→ TEXT EXTRACT
-- Start --
As will be discussed in further detail below, one method of the present disclosure relies on spatially encoding (e.g., embedding) a reference data set, and determining a location of an unknown image via comparison to the spatially embedded reference data set. FIG. 4 therefore illustrates an exemplary map of reference data sets that may be generated with different levels of granularity. For example, as shown in FIG. 4, all of California has been mapped and therefore the method can be used to determine a location of an unknown image when used in California. In contrast, the method would not be usable within the unmapped portions of Nebraska and South Dakota, for example. Of course, this map is merely exemplary, and more portions of coverage may be available.

FIG. 5 illustrates exemplary home interior images that may be indexed and cleaned for use with the present method. Therefore, the present method is not merely limited to exterior mapping based on satellite images. In this way, interior spaces may be mapped for use with locating images. As one example, an interior space of a shopping mall may be mapped by generating a reference data set. In the same way, by spatially embedding the reference data set with the same trained model, then the reference data set can be used to locate unknown images by finding the image with the shortest vector distance. This may be helpful, for example, for user or robot/drone navigation in an interior space.

FIG. 6 illustrates a synthetically generated 3D image associated with a real world location. In one embodiment, the synthetically generated 3D image is generated by applying one or more post processing steps (e.g., applying a rotation along one or more axes, applying a translational shift along one or more axes, and/or applying a zooming effect) to an image from one or more real-world modalities. As one example, the synthetically generated 3D image shown in FIG. 6 may be an image that appears to be taken from a 45-degree angle relative to ground, but it may have been generated from an overhead satellite image.

FIG. 7 illustrates a conceptual example of aligning two observations spatially from different image modalities. The triangular boundary reflects the visible information from a street-view image taken from a car driving along a road with a camera. The square boundary reflects an aerial view taken from a satellite image. As shown, there is shared mutual information between the satellite image and the street-view image, and therefore one or more alignment steps can be taken to link these images (e.g., by applying a same metadata annotation so that the images can be associated with one another).

FIG. 8 illustrates a real-world example of FIG. 7. In the left image, an exemplary street-view image is shown, and in the right image an exemplary satellite image is shown. The mutual information is also shown by the overlaid triangular outline on the satellite image. This alignment may be performed via contrastive alignment. As will be discussed further in relation to the below method, such an alignment process enables an improvement in CM level (centimeter-level) positioning, which was previously only possible using GNSS techniques.

FIG. 9 illustrates an exemplary duplicate positive masking function used during training of a machine learning model. Such a masking function prevents an exponentially increasing amount of error from biasing the model when multiple observations of the same location are seen during training.

FIG. 10 illustrates an exemplary custom sigmoid real-world loss scaling function that may be used during training of a machine learning model. Such a function increases the model's penalty for aligning images which are far apart from each other in the real world.

FIG. 11 illustrates an exemplary visualization of the embedding space of a machine learning model according to the present disclosure. As illustrated, the colors represent zip codes, the model places real-world nearby samples together.

The following sections describe a specific method according to embodiments of the disclosure for training and using a machine learning model (e.g., a geolocation model S10), as will be described further in relation to FIGS. 12-19.

1. Overview

As shown in FIG. 12, the method can include: training a geolocation model S10; and determining a geolocation using the geolocation model S20. The method functions to geolocate a measurement.
-- End --
(Annotated region listings)
-- Start --
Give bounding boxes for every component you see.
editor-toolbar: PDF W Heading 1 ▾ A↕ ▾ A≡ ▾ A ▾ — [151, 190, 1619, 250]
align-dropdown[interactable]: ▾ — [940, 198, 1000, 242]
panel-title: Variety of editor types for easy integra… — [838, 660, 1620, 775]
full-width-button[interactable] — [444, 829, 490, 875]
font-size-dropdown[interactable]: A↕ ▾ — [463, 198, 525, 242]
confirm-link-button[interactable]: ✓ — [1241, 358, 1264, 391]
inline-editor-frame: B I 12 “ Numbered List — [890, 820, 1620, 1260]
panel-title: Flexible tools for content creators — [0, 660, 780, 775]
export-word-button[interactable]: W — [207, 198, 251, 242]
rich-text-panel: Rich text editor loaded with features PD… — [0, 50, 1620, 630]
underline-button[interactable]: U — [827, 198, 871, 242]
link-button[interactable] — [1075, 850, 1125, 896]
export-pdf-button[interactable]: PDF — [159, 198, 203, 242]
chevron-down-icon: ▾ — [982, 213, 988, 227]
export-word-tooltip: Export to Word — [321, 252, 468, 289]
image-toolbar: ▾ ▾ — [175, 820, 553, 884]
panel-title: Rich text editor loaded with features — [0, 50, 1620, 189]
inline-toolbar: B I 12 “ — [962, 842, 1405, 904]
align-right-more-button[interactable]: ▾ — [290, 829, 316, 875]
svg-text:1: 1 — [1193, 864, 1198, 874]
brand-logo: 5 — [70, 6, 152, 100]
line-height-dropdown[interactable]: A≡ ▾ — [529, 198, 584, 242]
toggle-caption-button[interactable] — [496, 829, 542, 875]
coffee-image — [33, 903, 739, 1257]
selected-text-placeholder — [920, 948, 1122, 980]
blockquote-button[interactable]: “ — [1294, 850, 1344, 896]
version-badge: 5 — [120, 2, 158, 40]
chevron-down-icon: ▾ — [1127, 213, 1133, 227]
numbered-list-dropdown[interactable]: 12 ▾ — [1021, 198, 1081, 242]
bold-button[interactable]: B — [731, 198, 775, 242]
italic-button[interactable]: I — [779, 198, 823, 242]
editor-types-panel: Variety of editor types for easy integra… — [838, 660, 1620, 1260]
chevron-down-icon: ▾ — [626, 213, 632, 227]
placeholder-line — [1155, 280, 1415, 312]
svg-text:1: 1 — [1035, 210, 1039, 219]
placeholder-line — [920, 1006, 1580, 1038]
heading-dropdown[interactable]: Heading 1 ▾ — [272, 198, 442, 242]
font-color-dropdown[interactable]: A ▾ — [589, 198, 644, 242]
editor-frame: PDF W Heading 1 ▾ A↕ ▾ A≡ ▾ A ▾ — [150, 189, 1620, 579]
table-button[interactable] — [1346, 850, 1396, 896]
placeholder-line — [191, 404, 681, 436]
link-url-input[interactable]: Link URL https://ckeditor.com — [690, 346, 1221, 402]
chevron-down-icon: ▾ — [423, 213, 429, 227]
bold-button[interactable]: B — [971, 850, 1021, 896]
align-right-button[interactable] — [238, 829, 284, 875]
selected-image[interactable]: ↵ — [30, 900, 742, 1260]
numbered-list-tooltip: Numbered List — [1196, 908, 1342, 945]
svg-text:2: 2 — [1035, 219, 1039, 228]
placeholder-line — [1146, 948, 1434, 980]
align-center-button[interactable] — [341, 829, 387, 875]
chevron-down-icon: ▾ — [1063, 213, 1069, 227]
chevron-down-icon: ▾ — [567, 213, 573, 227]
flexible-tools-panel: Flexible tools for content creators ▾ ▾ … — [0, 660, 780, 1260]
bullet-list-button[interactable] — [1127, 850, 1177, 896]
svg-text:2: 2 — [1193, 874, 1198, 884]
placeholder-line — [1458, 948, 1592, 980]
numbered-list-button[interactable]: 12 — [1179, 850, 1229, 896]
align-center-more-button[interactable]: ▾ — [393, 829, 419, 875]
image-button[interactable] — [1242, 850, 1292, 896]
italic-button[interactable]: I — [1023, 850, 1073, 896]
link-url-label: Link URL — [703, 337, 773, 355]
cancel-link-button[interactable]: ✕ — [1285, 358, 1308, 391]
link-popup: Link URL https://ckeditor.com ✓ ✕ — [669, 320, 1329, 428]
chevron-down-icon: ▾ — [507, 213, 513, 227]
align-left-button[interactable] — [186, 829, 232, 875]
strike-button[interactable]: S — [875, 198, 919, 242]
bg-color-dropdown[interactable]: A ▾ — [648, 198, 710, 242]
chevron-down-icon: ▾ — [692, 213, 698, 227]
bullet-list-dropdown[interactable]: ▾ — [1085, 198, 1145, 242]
-- End --
→ TASK DESCRIPTION
Extend the patent description of the image geolocation method, picking up right after its last sentence.

→ RESULT FOR THIS EXERCISE
In an illustrative example, the method can include: sampling a monocular image of a region adjacent a vehicle; encoding (e.g., embedding) the image into a spatially consistent latent space using a trained encoding (e.g., embedding) model; and determining a primary geolocation for the monocular image based on the encoding (e.g., embedding) (e.g., by comparing the image embedding with predetermined image embeddings for a plurality of geolocations). In variants, the primary geolocation can be incrementally updated using pose changes estimated using odometry (e.g., visual odometry). In variants, the encoding (e.g., embedding) model can be trained to encode (e.g., embed) images into the spatially consistent latent space through contrastive learning, using a custom loss function, such as the sigmoid loss function shown in FIG. 10, that embeds images of physically adjacent locations proximal each other in latent space (e.g., the difference between image embeddings is related to the difference in the respective physical locations). However, the method can be otherwise performed.

In some embodiments, the encoding steps of the method are achieved via the “image-encoder” described above in relation to FIG. 1.

In some embodiments, encoding the image comprises a vector encoding. In some embodiments, encoding the image comprises a mesh encoding, as will be discussed further in relation to FIG. 16.

2. Technical Advantages

Variants of the technology can confer one or more advantages over conventional technologies.

First, variants of the technology train an embedding model to learn a spatially consistent latent space, wherein inter-embedding distances are proportional to correspond to real-world geographic distances. This approach can enable more accurate location estimation without requiring explicit geographic coordinates during training. For example, the system can learn spatial relationships between locations based on visual similarities and differences, creating a more natural and intuitive representation of geographic space. The embedding-based approach can reduce the computational complexity typically associated with traditional geographic coordinate systems.

Second, variants of the technology can perform accurate geolocation across varying perspectives and partial imagery of the same region. This capability can enhance the robustness and reliability of the system in real-world applications. For example, the system can successfully determine location using images taken from different angles, heights, or distances, or even from small sections of high-texture imagery. This flexibility can enable location determination in challenging scenarios where conventional systems may fail due to perspective limitations or incomplete visual information.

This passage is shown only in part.